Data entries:
- - - -

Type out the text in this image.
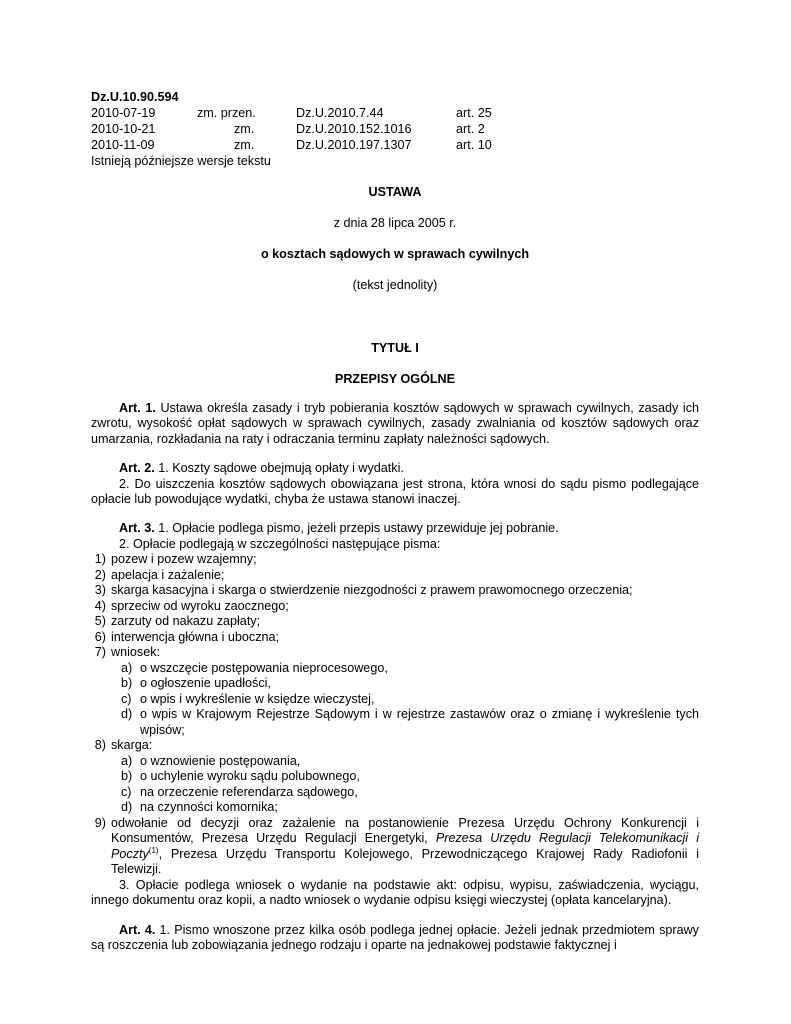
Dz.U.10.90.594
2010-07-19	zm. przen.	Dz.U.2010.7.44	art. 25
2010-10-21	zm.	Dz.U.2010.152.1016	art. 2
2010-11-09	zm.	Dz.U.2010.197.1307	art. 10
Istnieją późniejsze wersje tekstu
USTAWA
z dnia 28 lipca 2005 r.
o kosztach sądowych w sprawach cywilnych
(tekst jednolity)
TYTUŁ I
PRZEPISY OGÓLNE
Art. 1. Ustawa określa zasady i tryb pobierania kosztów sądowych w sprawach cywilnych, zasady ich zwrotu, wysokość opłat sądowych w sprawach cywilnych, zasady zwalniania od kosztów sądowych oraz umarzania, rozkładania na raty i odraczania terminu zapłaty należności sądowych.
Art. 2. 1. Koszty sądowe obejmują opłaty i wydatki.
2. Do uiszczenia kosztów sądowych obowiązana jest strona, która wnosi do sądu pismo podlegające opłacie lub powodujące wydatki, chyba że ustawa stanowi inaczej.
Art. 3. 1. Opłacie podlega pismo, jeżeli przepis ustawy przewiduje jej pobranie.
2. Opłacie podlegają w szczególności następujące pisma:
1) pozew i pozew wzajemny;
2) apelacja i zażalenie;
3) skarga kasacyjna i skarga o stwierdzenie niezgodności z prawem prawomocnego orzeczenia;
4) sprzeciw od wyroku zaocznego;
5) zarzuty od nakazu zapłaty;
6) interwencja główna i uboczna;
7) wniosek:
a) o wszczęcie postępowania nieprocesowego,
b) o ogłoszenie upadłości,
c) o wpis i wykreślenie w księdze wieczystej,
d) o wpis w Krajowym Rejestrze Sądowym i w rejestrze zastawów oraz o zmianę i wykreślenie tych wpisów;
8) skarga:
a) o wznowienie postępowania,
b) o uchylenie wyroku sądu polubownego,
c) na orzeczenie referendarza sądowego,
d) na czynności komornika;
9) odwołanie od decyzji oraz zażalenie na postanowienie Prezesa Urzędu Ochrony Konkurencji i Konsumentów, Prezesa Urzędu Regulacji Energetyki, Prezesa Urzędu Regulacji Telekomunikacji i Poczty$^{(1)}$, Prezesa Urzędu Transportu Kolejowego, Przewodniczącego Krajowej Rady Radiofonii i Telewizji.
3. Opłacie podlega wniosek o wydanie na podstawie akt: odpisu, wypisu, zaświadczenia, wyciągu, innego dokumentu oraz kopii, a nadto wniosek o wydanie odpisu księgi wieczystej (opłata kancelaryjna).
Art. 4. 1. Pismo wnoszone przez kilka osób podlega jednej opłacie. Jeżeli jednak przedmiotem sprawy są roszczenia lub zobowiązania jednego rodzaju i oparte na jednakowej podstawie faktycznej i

- - - -

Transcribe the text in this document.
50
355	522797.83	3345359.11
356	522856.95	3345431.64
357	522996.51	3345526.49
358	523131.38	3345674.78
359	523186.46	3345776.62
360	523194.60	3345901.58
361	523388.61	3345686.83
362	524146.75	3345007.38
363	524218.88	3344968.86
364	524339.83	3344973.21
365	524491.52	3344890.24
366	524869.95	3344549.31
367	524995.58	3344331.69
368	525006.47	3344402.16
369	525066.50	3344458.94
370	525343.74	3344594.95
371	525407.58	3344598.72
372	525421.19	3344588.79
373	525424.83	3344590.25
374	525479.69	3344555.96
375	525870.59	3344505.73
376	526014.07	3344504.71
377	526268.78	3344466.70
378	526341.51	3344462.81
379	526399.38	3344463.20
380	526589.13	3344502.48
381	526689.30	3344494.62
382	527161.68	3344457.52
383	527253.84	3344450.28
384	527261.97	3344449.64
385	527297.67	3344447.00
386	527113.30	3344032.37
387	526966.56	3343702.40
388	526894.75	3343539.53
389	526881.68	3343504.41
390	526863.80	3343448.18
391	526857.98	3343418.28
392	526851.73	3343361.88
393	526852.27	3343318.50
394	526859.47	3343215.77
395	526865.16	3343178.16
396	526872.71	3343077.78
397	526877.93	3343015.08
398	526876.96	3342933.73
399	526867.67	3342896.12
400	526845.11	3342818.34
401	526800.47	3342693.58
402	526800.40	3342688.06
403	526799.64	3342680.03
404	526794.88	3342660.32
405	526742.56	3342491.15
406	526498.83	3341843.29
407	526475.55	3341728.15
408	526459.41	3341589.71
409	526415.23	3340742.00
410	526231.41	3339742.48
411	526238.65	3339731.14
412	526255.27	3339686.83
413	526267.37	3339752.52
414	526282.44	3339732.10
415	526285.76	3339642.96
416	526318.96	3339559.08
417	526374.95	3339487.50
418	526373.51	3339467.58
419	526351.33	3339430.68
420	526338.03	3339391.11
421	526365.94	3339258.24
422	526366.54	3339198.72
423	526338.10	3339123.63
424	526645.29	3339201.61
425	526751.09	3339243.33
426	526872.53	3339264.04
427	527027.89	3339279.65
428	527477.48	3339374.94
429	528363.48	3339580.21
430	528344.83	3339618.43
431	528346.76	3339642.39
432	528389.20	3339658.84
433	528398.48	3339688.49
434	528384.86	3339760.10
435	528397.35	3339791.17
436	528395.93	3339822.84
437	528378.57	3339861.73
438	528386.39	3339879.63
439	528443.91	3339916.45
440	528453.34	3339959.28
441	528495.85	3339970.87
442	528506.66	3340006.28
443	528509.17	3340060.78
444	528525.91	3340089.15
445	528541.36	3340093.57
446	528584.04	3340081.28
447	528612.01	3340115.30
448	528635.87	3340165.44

- - - -

## Problem description
Tally how many lines of the records hold the word "kosztów". Answer with the number only.

## Exercise response
2